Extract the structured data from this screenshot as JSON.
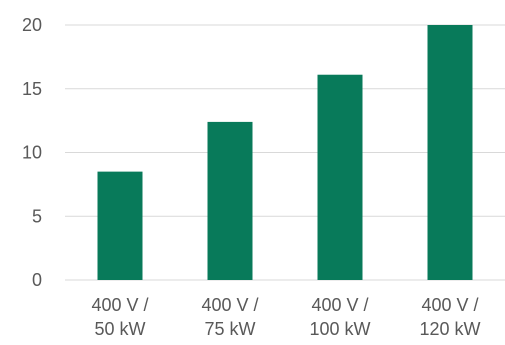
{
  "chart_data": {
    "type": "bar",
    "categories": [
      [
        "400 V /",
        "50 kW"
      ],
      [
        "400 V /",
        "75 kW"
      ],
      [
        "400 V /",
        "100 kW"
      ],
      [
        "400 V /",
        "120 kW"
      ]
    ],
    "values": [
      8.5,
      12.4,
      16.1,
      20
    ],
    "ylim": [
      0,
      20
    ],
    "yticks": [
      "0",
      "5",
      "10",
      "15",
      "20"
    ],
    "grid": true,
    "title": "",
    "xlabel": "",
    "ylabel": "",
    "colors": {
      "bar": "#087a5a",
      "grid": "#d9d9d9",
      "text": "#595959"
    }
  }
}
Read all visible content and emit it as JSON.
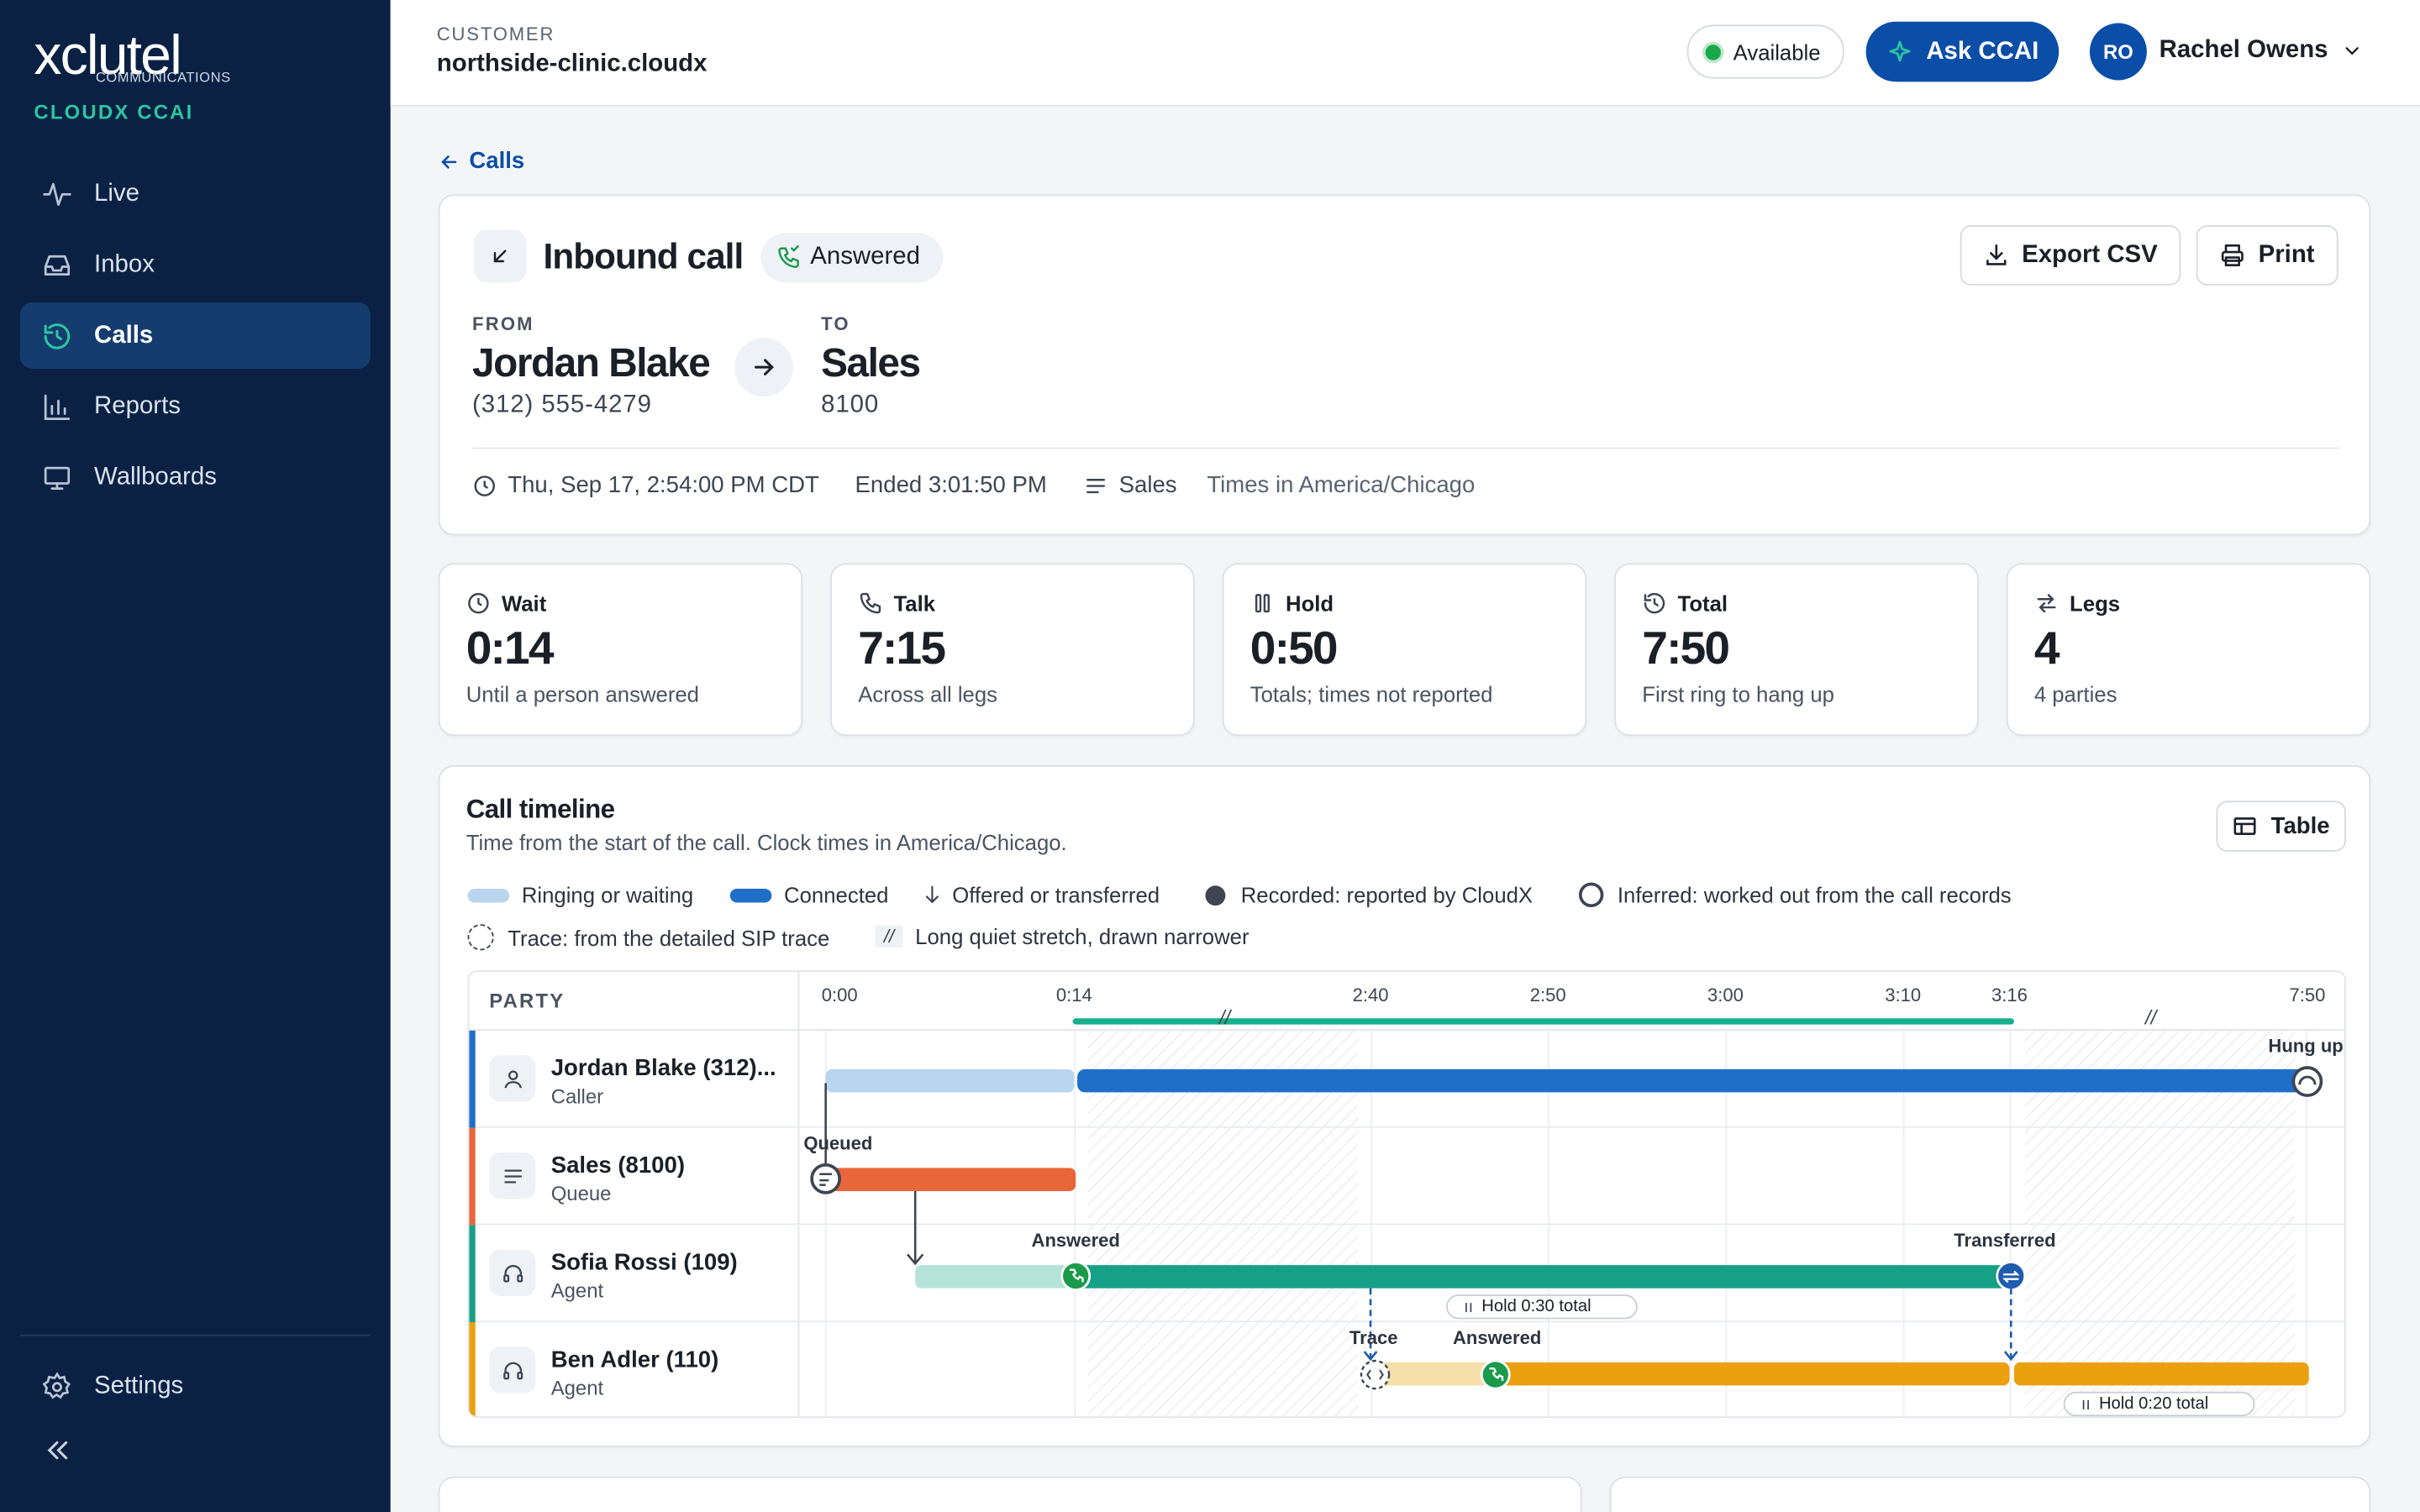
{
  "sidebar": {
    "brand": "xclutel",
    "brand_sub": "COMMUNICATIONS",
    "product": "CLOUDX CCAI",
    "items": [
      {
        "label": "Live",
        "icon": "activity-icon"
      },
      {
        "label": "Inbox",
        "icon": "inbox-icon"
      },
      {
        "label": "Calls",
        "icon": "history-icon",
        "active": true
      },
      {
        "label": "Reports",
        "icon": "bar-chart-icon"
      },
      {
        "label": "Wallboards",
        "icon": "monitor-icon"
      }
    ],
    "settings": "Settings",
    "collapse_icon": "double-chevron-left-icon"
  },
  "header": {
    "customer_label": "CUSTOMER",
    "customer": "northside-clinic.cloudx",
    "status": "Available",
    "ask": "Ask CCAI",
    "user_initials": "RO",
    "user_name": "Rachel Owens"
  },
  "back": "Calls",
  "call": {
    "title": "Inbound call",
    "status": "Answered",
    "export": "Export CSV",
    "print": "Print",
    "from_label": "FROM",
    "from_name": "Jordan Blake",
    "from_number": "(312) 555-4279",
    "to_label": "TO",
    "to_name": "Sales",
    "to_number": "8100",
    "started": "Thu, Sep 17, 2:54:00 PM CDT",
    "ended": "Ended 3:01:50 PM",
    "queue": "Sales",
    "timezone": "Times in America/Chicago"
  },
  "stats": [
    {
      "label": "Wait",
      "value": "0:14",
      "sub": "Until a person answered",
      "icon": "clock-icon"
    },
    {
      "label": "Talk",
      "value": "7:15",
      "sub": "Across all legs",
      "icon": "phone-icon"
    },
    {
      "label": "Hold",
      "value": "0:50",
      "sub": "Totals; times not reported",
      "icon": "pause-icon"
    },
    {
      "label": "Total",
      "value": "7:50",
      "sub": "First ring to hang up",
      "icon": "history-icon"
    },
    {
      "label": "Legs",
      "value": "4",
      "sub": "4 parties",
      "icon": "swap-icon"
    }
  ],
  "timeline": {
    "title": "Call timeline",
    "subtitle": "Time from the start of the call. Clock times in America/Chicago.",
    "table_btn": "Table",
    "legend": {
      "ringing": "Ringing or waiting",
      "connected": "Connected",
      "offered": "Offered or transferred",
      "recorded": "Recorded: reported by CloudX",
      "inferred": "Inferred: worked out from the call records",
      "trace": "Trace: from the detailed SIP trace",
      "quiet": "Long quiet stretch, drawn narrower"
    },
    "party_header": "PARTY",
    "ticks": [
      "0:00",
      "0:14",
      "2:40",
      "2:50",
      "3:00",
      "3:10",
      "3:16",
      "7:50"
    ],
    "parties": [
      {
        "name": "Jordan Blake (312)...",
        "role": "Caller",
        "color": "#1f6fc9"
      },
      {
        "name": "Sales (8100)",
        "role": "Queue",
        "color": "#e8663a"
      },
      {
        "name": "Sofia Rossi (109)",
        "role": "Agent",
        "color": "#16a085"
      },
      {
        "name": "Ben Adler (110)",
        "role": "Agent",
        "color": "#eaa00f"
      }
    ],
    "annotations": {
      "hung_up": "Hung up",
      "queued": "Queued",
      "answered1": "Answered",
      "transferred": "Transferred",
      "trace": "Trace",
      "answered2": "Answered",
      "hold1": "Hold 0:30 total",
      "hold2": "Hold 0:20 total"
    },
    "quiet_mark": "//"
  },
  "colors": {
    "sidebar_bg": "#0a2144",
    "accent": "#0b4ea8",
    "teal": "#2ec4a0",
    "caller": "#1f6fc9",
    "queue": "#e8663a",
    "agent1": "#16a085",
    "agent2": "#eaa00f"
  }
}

--------------------

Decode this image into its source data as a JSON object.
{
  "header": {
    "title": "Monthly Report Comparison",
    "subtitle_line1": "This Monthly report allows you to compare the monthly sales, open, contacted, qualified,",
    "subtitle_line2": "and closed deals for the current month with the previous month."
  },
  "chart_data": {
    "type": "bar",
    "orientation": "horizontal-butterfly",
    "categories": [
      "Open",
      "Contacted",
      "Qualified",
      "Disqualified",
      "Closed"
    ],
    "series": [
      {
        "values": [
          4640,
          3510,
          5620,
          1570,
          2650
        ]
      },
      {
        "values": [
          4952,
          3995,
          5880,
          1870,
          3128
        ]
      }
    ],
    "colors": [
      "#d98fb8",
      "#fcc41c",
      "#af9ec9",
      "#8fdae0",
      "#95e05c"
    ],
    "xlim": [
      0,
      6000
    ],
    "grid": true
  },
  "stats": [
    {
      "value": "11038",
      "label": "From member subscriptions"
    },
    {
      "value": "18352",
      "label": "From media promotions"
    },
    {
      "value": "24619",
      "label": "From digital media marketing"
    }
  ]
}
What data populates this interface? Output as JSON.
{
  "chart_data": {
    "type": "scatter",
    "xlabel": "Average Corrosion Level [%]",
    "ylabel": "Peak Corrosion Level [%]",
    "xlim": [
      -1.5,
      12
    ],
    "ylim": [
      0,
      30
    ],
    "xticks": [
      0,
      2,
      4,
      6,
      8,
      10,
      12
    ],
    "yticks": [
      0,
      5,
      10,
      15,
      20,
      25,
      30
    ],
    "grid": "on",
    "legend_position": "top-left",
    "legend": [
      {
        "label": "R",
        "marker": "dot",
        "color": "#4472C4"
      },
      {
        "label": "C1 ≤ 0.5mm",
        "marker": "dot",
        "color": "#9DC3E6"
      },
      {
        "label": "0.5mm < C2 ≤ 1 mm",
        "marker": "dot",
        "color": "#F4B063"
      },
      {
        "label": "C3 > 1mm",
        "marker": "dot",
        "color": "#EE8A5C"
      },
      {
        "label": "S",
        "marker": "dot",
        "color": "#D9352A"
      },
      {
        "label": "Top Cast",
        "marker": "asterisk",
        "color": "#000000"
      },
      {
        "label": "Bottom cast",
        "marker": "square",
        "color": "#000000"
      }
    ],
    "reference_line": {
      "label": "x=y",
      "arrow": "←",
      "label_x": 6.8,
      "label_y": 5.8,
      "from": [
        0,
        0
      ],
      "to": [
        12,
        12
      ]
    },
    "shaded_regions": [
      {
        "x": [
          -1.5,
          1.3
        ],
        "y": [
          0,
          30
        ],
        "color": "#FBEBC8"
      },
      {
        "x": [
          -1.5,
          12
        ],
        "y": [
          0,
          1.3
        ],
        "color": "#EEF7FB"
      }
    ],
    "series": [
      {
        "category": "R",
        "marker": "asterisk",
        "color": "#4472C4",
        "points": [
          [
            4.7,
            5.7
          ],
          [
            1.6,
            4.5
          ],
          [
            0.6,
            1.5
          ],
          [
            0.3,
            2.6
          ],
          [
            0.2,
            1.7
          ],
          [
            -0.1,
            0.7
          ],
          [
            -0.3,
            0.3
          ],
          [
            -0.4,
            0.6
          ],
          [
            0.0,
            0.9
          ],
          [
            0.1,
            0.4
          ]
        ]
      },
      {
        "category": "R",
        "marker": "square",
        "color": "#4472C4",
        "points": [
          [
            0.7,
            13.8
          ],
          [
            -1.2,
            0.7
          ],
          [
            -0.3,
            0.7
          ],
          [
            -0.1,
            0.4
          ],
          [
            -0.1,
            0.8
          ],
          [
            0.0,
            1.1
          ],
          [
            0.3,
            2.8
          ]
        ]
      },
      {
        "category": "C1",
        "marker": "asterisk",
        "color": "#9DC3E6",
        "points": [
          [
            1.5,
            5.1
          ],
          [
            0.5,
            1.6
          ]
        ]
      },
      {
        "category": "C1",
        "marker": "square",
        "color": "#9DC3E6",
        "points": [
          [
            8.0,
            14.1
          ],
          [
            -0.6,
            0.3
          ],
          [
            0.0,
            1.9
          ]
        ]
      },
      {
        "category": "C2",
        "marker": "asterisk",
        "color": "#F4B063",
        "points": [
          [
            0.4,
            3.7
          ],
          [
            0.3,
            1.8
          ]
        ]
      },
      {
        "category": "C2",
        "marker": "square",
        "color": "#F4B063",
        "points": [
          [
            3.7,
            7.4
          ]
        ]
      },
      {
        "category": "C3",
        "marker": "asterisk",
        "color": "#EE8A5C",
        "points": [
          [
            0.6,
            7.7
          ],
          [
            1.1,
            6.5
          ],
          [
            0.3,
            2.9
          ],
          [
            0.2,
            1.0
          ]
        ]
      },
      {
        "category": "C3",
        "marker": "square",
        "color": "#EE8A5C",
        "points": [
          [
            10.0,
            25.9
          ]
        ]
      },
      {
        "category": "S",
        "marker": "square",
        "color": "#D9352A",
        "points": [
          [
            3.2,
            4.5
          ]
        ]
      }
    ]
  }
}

--------------------

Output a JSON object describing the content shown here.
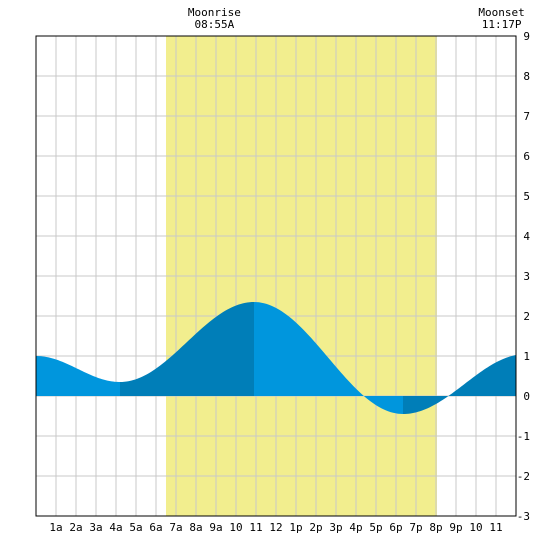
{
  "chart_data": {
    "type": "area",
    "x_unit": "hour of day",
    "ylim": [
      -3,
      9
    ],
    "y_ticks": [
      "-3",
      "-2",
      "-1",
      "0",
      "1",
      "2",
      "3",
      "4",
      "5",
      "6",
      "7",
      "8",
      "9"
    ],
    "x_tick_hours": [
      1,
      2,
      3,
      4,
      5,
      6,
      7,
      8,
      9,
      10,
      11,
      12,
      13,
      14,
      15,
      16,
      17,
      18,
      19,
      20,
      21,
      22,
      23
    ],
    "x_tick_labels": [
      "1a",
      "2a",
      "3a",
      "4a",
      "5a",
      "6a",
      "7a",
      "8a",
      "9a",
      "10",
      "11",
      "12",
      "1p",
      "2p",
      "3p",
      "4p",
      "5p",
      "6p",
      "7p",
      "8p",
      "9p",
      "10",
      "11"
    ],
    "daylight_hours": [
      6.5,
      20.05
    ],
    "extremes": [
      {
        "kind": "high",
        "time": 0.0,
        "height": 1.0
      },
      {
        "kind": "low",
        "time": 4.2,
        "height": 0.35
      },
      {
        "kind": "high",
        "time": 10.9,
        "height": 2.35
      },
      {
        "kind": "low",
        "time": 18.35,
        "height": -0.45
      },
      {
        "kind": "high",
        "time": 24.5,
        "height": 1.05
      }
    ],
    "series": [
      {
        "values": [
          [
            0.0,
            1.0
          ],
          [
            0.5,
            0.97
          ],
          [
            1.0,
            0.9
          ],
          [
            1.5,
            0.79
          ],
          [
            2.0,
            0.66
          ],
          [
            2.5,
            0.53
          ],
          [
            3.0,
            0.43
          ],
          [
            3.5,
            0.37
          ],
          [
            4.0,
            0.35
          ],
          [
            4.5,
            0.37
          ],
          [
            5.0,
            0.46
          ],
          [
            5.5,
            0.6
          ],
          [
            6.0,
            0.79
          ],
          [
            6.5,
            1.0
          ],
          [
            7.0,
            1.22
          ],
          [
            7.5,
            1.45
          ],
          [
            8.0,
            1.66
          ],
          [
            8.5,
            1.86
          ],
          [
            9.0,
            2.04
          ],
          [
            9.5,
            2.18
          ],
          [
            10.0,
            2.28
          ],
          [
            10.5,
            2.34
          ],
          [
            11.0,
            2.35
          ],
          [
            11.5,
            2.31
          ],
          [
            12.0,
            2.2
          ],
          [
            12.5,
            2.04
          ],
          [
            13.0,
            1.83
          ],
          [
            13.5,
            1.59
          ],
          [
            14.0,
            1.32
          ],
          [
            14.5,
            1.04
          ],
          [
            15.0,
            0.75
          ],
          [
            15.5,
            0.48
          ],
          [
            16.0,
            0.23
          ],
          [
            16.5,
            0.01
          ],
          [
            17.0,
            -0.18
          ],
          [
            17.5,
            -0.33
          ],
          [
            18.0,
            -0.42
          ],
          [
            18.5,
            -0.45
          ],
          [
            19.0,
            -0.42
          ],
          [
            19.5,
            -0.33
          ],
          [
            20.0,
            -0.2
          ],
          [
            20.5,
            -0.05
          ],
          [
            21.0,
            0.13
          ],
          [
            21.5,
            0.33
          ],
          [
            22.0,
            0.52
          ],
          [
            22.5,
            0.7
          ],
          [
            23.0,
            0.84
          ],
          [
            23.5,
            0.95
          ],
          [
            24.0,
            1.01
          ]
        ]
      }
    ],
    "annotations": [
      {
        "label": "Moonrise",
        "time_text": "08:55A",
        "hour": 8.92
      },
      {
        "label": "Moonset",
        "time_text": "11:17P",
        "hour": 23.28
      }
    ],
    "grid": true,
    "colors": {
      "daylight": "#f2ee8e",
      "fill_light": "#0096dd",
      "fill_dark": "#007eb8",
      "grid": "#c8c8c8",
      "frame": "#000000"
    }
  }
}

--------------------

= Problem =
Gather up the lines that contain the word "icon".

= Task result =
        "icon": "activity-icon"
        "icon": "inbox-icon"
        "icon": "history-icon",
        "icon": "bar-chart-icon"
        "icon": "monitor-icon"
    "collapse_icon": "double-chevron-left-icon"
      "icon": "clock-icon"
      "icon": "phone-icon"
      "icon": "pause-icon"
      "icon": "history-icon"
      "icon": "swap-icon"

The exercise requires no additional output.